Smederevska Jesień czyli w serbskiej gościnie.

W końcu przyszła pora, aby dotrzeć do Smedereva czyli miejscowości, w której miał odbyć się festiwal na który zostaliśmy zaproszeni. Do miasta dotarliśmy stosunkowo wcześnie, bez większych kłopotów udało nam się odnaleźć twierdzę, w której miała odbyć się cała impreza, a następnie... nie mieliśmy zielonego pojęcia co ze sobą zrobić. 
Serbskiej ekipy jeszcze nie było, nikt nic o nas nie wiedział, a my nie wiedzieliśmy co do nas należy. Zabraliśmy ze sobą poza sprzętem bojowym także obozówkę. Dwa namioty, skóry i koce na nocleg, trochę garów... Nie bardzo wiedzieliśmy jak taki festiwal może wyglądać w Serbii, więc założyliśmy, że przygotujemy się jak na polski. Rozglądaliśmy się za miejscem, w którym powstanie średniowieczny obóz, ale nigdzie nie było wyznaczonego miejsca, nie znaleźliśmy tez nikogo kto chociażby słyszał, że taki ma powstać. Postanowiliśmy uzbroić się w cierpliwość i rozpocząć przygotowania, przebraliśmy się więc w historyczne stroje, ja wybrałem się na dłuższy spacer poza mury w poszukiwaniu badyli, na których można by rozstawić namioty i powoli zaczęliśmy się zapoznawać z otaczająca nas rzeczywistością.

....

- _Ćwiczenie A_:
W zapisach zacznij od wiersza zawierającego "row-annual: 22,1 bbox=[499, 323, 619, 371]" i zakończ na wierszu zawierającym "row-name: OTROS BIENES", oba włącznie. Podaj te wiersze ponownie, zamieniając "ACUMULADA" na "ACUMULATIVA" i nie zmieniając niczego innego.
Tekst i zapisy nie mają ze sobą żadnego związku.

....

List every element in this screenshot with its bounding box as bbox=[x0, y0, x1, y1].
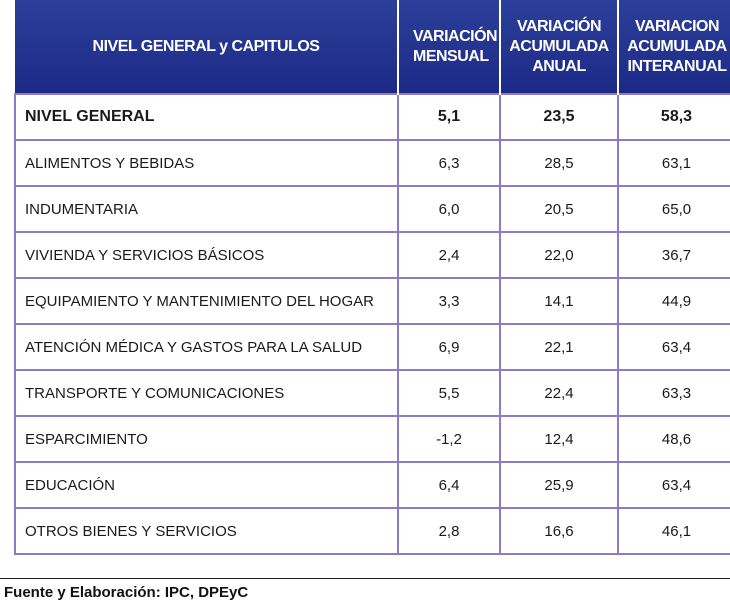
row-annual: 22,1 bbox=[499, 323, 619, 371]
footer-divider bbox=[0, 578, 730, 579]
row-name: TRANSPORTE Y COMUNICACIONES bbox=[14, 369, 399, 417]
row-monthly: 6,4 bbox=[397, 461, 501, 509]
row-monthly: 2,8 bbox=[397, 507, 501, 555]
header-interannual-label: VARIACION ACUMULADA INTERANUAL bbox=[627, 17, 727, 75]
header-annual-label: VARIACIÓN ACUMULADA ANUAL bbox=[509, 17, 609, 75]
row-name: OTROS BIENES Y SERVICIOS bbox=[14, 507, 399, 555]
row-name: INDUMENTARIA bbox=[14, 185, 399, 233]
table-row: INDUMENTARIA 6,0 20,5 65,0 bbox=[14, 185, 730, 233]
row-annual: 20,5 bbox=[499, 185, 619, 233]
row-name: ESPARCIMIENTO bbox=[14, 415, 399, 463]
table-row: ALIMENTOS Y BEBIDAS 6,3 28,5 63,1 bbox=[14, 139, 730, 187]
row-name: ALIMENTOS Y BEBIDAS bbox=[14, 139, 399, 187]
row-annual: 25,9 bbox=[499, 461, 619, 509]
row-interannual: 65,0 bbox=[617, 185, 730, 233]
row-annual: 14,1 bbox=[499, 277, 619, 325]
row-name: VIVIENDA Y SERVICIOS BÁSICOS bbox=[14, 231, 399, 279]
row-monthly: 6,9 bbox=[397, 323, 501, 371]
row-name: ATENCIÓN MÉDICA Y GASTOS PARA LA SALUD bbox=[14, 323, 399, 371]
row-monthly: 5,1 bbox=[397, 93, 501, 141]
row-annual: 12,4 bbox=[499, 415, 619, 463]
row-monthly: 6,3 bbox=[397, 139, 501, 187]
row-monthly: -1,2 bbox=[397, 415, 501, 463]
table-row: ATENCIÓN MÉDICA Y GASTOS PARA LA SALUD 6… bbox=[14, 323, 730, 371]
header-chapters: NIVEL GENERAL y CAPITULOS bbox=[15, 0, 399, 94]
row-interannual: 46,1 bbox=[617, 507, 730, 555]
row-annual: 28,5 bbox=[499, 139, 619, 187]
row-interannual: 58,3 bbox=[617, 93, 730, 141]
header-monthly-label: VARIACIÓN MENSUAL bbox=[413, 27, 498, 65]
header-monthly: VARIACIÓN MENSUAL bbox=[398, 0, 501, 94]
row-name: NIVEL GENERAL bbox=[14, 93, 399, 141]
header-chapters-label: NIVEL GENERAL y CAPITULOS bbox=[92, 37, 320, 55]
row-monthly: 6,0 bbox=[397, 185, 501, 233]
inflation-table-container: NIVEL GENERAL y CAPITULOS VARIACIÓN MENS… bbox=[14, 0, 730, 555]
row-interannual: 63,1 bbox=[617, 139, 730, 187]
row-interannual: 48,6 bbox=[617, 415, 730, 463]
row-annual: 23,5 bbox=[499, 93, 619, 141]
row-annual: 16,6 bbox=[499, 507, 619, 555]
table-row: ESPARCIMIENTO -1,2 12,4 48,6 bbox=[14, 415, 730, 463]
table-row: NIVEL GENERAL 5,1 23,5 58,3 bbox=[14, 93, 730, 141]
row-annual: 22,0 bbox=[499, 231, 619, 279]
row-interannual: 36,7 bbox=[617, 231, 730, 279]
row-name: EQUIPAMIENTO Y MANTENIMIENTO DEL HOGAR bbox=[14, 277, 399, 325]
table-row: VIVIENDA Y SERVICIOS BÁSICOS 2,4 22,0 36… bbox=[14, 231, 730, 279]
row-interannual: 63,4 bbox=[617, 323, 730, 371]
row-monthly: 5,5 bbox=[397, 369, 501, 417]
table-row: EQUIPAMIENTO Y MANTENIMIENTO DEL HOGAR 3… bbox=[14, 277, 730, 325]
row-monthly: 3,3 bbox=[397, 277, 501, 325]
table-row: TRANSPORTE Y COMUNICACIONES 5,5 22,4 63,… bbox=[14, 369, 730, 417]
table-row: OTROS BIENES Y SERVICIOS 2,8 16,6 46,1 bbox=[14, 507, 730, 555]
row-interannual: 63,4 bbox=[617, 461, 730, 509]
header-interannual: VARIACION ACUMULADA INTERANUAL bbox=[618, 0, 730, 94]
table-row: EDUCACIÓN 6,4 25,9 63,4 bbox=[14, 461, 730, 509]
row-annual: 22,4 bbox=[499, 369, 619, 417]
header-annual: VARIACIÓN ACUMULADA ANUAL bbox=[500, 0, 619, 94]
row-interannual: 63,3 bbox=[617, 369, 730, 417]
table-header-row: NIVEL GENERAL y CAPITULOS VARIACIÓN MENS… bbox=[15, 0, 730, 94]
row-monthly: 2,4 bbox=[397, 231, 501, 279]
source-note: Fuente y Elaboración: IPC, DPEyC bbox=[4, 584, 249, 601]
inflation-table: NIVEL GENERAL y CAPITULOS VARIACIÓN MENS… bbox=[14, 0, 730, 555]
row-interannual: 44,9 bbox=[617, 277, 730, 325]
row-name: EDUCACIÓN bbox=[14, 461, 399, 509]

....

- _Ćwiczenie B_:
Przepisz w całości, bez żadnych zmian, tekst o festiwalu w Smederevie.

- _Odpowiedź A_:
row-annual: 22,1 bbox=[499, 323, 619, 371]
footer-divider bbox=[0, 578, 730, 579]
row-name: TRANSPORTE Y COMUNICACIONES bbox=[14, 369, 399, 417]
row-monthly: 6,4 bbox=[397, 461, 501, 509]
row-monthly: 2,8 bbox=[397, 507, 501, 555]
header-interannual-label: VARIACION ACUMULATIVA INTERANUAL bbox=[627, 17, 727, 75]
header-annual-label: VARIACIÓN ACUMULATIVA ANUAL bbox=[509, 17, 609, 75]
row-name: OTROS BIENES Y SERVICIOS bbox=[14, 507, 399, 555]

- _Odpowiedź B_:
Smederevska Jesień czyli w serbskiej gościnie.

W końcu przyszła pora, aby dotrzeć do Smedereva czyli miejscowości, w której miał odbyć się festiwal na który zostaliśmy zaproszeni. Do miasta dotarliśmy stosunkowo wcześnie, bez większych kłopotów udało nam się odnaleźć twierdzę, w której miała odbyć się cała impreza, a następnie... nie mieliśmy zielonego pojęcia co ze sobą zrobić. 
Serbskiej ekipy jeszcze nie było, nikt nic o nas nie wiedział, a my nie wiedzieliśmy co do nas należy. Zabraliśmy ze sobą poza sprzętem bojowym także obozówkę. Dwa namioty, skóry i koce na nocleg, trochę garów... Nie bardzo wiedzieliśmy jak taki festiwal może wyglądać w Serbii, więc założyliśmy, że przygotujemy się jak na polski. Rozglądaliśmy się za miejscem, w którym powstanie średniowieczny obóz, ale nigdzie nie było wyznaczonego miejsca, nie znaleźliśmy tez nikogo kto chociażby słyszał, że taki ma powstać. Postanowiliśmy uzbroić się w cierpliwość i rozpocząć przygotowania, przebraliśmy się więc w historyczne stroje, ja wybrałem się na dłuższy spacer poza mury w poszukiwaniu badyli, na których można by rozstawić namioty i powoli zaczęliśmy się zapoznawać z otaczająca nas rzeczywistością.